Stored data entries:
╭──
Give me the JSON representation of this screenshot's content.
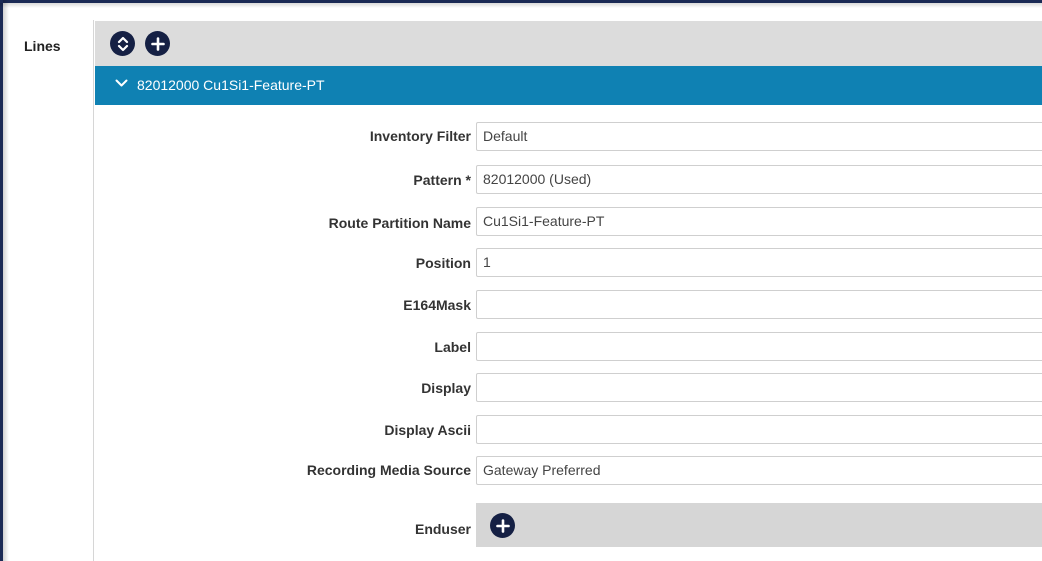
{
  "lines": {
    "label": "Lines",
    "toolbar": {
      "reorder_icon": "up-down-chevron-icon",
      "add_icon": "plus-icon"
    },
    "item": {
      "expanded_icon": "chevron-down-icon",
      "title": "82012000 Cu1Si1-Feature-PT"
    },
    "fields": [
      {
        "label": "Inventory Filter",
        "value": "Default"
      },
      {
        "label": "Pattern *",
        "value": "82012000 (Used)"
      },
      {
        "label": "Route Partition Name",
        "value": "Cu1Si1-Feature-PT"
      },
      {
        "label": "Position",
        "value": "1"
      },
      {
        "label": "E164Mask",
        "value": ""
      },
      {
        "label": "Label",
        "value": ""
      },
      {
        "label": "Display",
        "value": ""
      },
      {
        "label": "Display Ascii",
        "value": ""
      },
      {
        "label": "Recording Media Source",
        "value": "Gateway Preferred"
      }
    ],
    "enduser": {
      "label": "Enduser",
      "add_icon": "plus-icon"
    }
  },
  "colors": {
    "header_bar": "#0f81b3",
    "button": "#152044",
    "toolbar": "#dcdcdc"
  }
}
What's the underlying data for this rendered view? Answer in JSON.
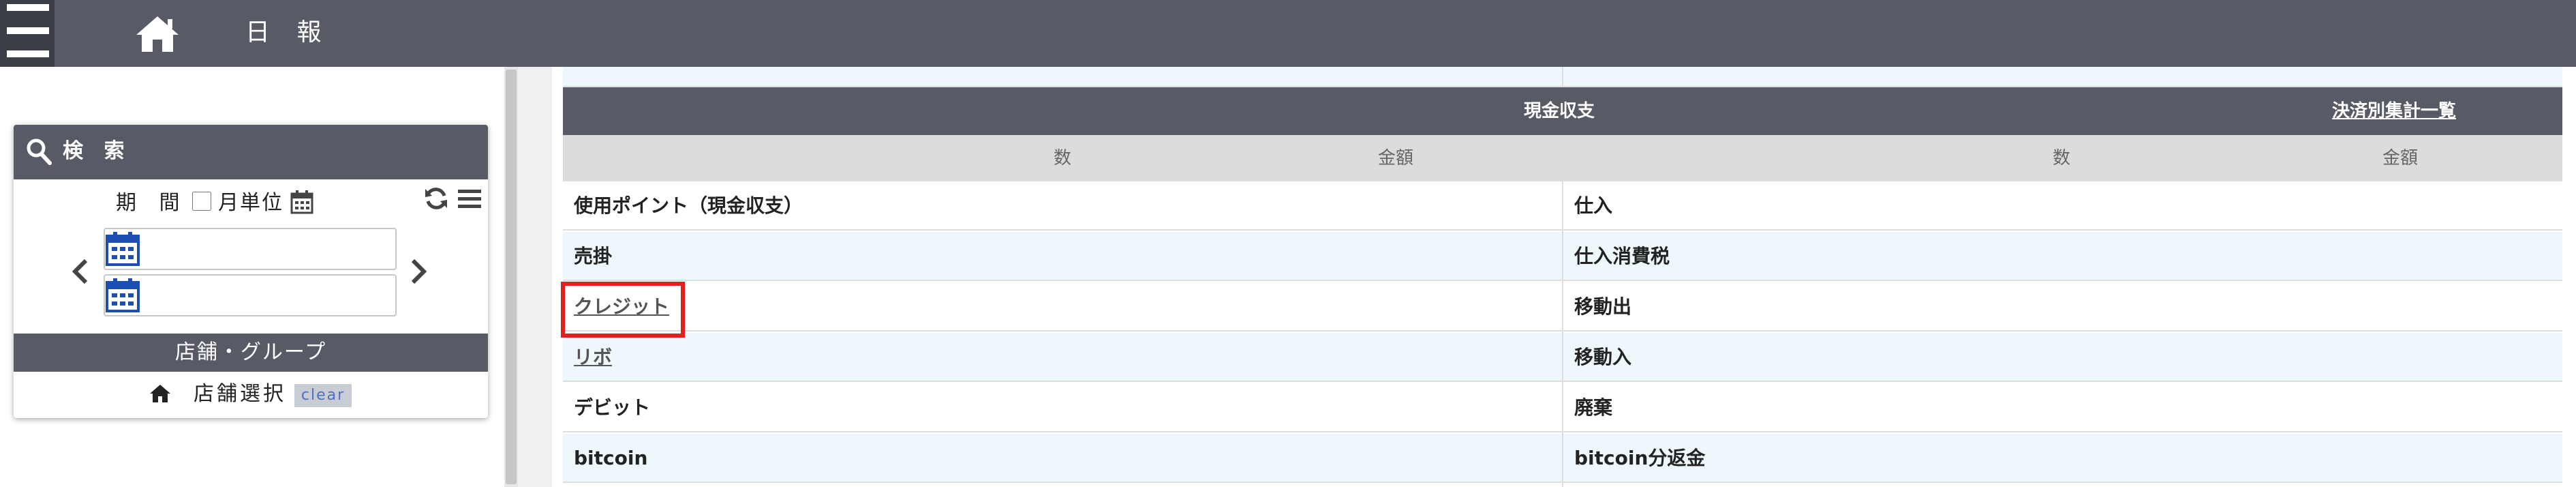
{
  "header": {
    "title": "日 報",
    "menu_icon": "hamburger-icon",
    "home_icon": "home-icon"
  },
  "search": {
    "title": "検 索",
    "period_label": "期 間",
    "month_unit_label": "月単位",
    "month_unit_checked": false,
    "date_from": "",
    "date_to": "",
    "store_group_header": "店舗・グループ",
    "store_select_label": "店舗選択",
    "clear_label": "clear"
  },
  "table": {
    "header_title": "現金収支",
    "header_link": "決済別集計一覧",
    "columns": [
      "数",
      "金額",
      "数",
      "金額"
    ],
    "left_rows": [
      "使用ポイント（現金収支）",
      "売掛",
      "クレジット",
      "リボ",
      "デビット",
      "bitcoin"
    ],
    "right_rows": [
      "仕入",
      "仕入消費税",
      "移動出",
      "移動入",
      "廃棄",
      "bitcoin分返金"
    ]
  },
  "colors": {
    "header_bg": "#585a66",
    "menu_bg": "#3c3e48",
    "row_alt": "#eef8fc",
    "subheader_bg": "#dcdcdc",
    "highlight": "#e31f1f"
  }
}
╰──
_Goal_:
Go through the listing above and write it all out exactly, leaving out any picture.

_Final answer_:
Give me the JSON representation of this screenshot's content.
{
  "lines": {
    "label": "Lines",
    "toolbar": {
      "reorder_icon": "up-down-chevron-icon",
      "add_icon": "plus-icon"
    },
    "item": {
      "expanded_icon": "chevron-down-icon",
      "title": "82012000 Cu1Si1-Feature-PT"
    },
    "fields": [
      {
        "label": "Inventory Filter",
        "value": "Default"
      },
      {
        "label": "Pattern *",
        "value": "82012000 (Used)"
      },
      {
        "label": "Route Partition Name",
        "value": "Cu1Si1-Feature-PT"
      },
      {
        "label": "Position",
        "value": "1"
      },
      {
        "label": "E164Mask",
        "value": ""
      },
      {
        "label": "Label",
        "value": ""
      },
      {
        "label": "Display",
        "value": ""
      },
      {
        "label": "Display Ascii",
        "value": ""
      },
      {
        "label": "Recording Media Source",
        "value": "Gateway Preferred"
      }
    ],
    "enduser": {
      "label": "Enduser",
      "add_icon": "plus-icon"
    }
  },
  "colors": {
    "header_bar": "#0f81b3",
    "button": "#152044",
    "toolbar": "#dcdcdc"
  }
}
What's the underlying data for this rendered view? Answer in JSON.
{
  "header": {
    "title": "日 報",
    "menu_icon": "hamburger-icon",
    "home_icon": "home-icon"
  },
  "search": {
    "title": "検 索",
    "period_label": "期 間",
    "month_unit_label": "月単位",
    "month_unit_checked": false,
    "date_from": "",
    "date_to": "",
    "store_group_header": "店舗・グループ",
    "store_select_label": "店舗選択",
    "clear_label": "clear"
  },
  "table": {
    "header_title": "現金収支",
    "header_link": "決済別集計一覧",
    "columns": [
      "数",
      "金額",
      "数",
      "金額"
    ],
    "left_rows": [
      "使用ポイント（現金収支）",
      "売掛",
      "クレジット",
      "リボ",
      "デビット",
      "bitcoin"
    ],
    "right_rows": [
      "仕入",
      "仕入消費税",
      "移動出",
      "移動入",
      "廃棄",
      "bitcoin分返金"
    ]
  },
  "colors": {
    "header_bg": "#585a66",
    "menu_bg": "#3c3e48",
    "row_alt": "#eef8fc",
    "subheader_bg": "#dcdcdc",
    "highlight": "#e31f1f"
  }
}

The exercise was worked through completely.